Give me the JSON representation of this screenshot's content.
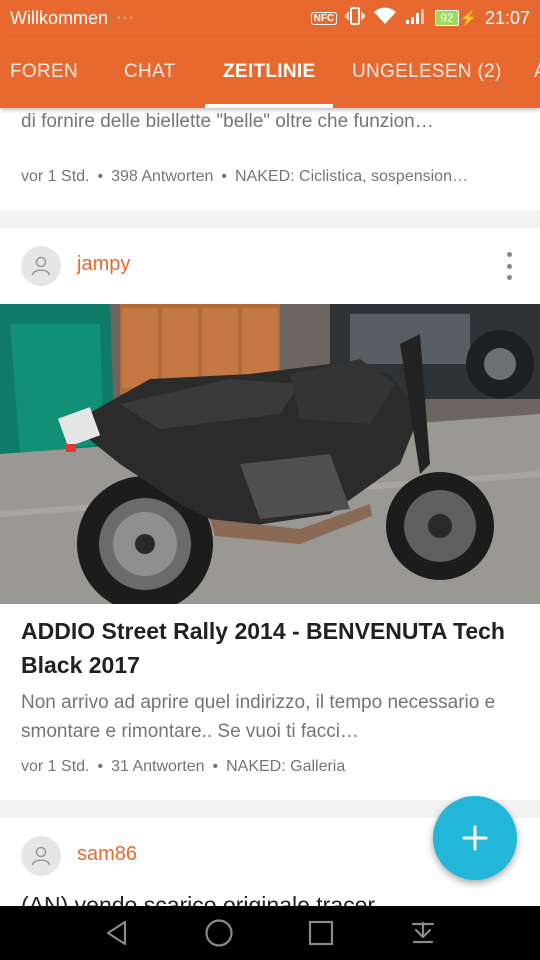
{
  "status_bar": {
    "app_name": "Willkommen",
    "more": "···",
    "nfc": "NFC",
    "battery": "92",
    "time": "21:07"
  },
  "tabs": [
    {
      "label": "FOREN",
      "active": false
    },
    {
      "label": "CHAT",
      "active": false
    },
    {
      "label": "ZEITLINIE",
      "active": true
    },
    {
      "label": "UNGELESEN (2)",
      "active": false
    },
    {
      "label": "A",
      "active": false
    }
  ],
  "posts": [
    {
      "excerpt": "Grazie a te/voi della fiducia che mi date/avete dato.Al fine di fornire delle biellette \"belle\" oltre che funzion…",
      "time": "vor 1 Std.",
      "replies": "398 Antworten",
      "forum": "NAKED: Ciclistica, sospension…"
    },
    {
      "author": "jampy",
      "title": "ADDIO Street Rally 2014 - BENVENUTA Tech Black 2017",
      "excerpt": "Non arrivo ad aprire quel indirizzo, il tempo necessario e smontare e rimontare.. Se vuoi ti facci…",
      "time": "vor 1 Std.",
      "replies": "31 Antworten",
      "forum": "NAKED: Galleria"
    },
    {
      "author": "sam86",
      "title": "(AN) vendo scarico originale tracer"
    }
  ],
  "meta_separator": "•",
  "colors": {
    "accent": "#e8692f",
    "fab": "#22b6d9",
    "text_primary": "#212121",
    "text_secondary": "#757575"
  }
}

TASK PROMPT:
Using the material above, set down every line exactly, but skip the pictures.

WRITTEN ANSWER:
Give me the JSON representation of this screenshot's content.
{
  "status_bar": {
    "app_name": "Willkommen",
    "more": "···",
    "nfc": "NFC",
    "battery": "92",
    "time": "21:07"
  },
  "tabs": [
    {
      "label": "FOREN",
      "active": false
    },
    {
      "label": "CHAT",
      "active": false
    },
    {
      "label": "ZEITLINIE",
      "active": true
    },
    {
      "label": "UNGELESEN (2)",
      "active": false
    },
    {
      "label": "A",
      "active": false
    }
  ],
  "posts": [
    {
      "excerpt": "Grazie a te/voi della fiducia che mi date/avete dato.Al fine di fornire delle biellette \"belle\" oltre che funzion…",
      "time": "vor 1 Std.",
      "replies": "398 Antworten",
      "forum": "NAKED: Ciclistica, sospension…"
    },
    {
      "author": "jampy",
      "title": "ADDIO Street Rally 2014 - BENVENUTA Tech Black 2017",
      "excerpt": "Non arrivo ad aprire quel indirizzo, il tempo necessario e smontare e rimontare.. Se vuoi ti facci…",
      "time": "vor 1 Std.",
      "replies": "31 Antworten",
      "forum": "NAKED: Galleria"
    },
    {
      "author": "sam86",
      "title": "(AN) vendo scarico originale tracer"
    }
  ],
  "meta_separator": "•",
  "colors": {
    "accent": "#e8692f",
    "fab": "#22b6d9",
    "text_primary": "#212121",
    "text_secondary": "#757575"
  }
}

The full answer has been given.